Stated exercise >> Copy the material that follows word for word and omit its pictures.

— Start of Provided data —

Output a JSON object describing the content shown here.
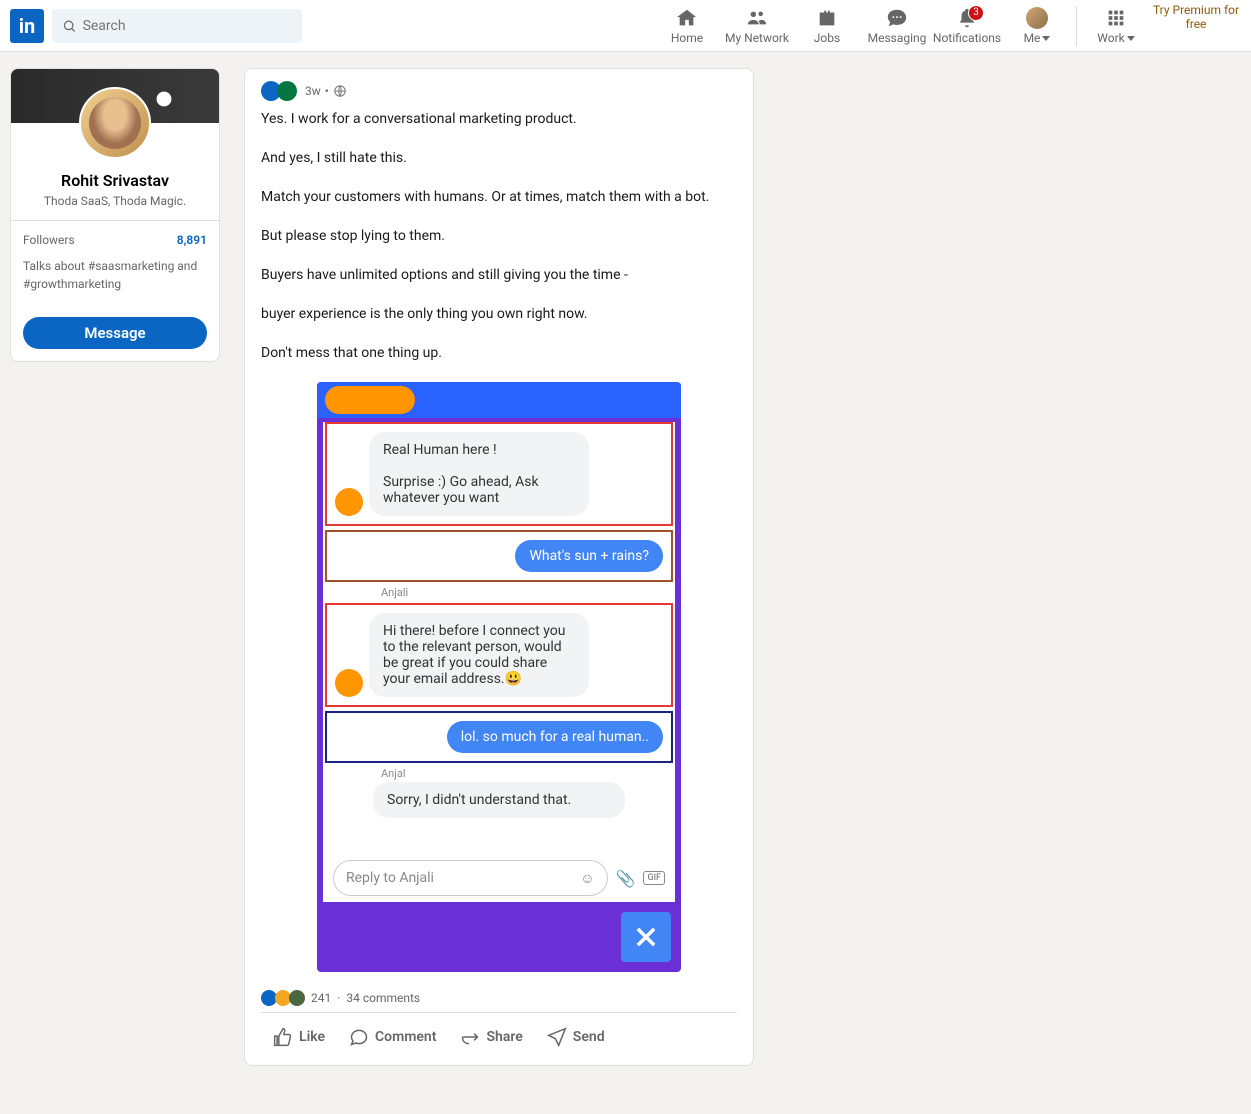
{
  "header": {
    "search_placeholder": "Search",
    "nav": {
      "home": "Home",
      "network": "My Network",
      "jobs": "Jobs",
      "messaging": "Messaging",
      "notifications": "Notifications",
      "notif_badge": "3",
      "me": "Me",
      "work": "Work",
      "premium": "Try Premium for free"
    }
  },
  "profile": {
    "name": "Rohit Srivastav",
    "tagline": "Thoda SaaS, Thoda Magic.",
    "followers_label": "Followers",
    "followers_count": "8,891",
    "talks_about": "Talks about #saasmarketing and #growthmarketing",
    "message_btn": "Message"
  },
  "post": {
    "meta_time": "3w",
    "body": [
      "Yes. I work for a conversational marketing product.",
      "And yes, I still hate this.",
      "Match your customers with humans. Or at times, match them with a bot.",
      "But please stop lying to them.",
      "Buyers have unlimited options and still giving you the time -",
      "buyer experience is the only thing you own right now.",
      "Don't mess that one thing up."
    ],
    "chat": {
      "m1": "Real Human here !\n\nSurprise :) Go ahead, Ask whatever you want",
      "m2": "What's sun + rains?",
      "name": "Anjali",
      "m3": "Hi there! before I connect you to the relevant person, would be great if you could share your email address.😃",
      "m4": "lol. so much for a real human..",
      "name2": "Anjal",
      "m5": "Sorry, I didn't understand that.",
      "input_placeholder": "Reply to Anjali",
      "gif": "GIF"
    },
    "engagement": {
      "reactions": "241",
      "comments": "34 comments"
    },
    "actions": {
      "like": "Like",
      "comment": "Comment",
      "share": "Share",
      "send": "Send"
    }
  }
}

— End of Provided data —

Result of this task >>
Output a JSON object describing the content shown here.
{
  "header": {
    "search_placeholder": "Search",
    "nav": {
      "home": "Home",
      "network": "My Network",
      "jobs": "Jobs",
      "messaging": "Messaging",
      "notifications": "Notifications",
      "notif_badge": "3",
      "me": "Me",
      "work": "Work",
      "premium": "Try Premium for free"
    }
  },
  "profile": {
    "name": "Rohit Srivastav",
    "tagline": "Thoda SaaS, Thoda Magic.",
    "followers_label": "Followers",
    "followers_count": "8,891",
    "talks_about": "Talks about #saasmarketing and #growthmarketing",
    "message_btn": "Message"
  },
  "post": {
    "meta_time": "3w",
    "body": [
      "Yes. I work for a conversational marketing product.",
      "And yes, I still hate this.",
      "Match your customers with humans. Or at times, match them with a bot.",
      "But please stop lying to them.",
      "Buyers have unlimited options and still giving you the time -",
      "buyer experience is the only thing you own right now.",
      "Don't mess that one thing up."
    ],
    "chat": {
      "m1": "Real Human here !\n\nSurprise :) Go ahead, Ask whatever you want",
      "m2": "What's sun + rains?",
      "name": "Anjali",
      "m3": "Hi there! before I connect you to the relevant person, would be great if you could share your email address.😃",
      "m4": "lol. so much for a real human..",
      "name2": "Anjal",
      "m5": "Sorry, I didn't understand that.",
      "input_placeholder": "Reply to Anjali",
      "gif": "GIF"
    },
    "engagement": {
      "reactions": "241",
      "comments": "34 comments"
    },
    "actions": {
      "like": "Like",
      "comment": "Comment",
      "share": "Share",
      "send": "Send"
    }
  }
}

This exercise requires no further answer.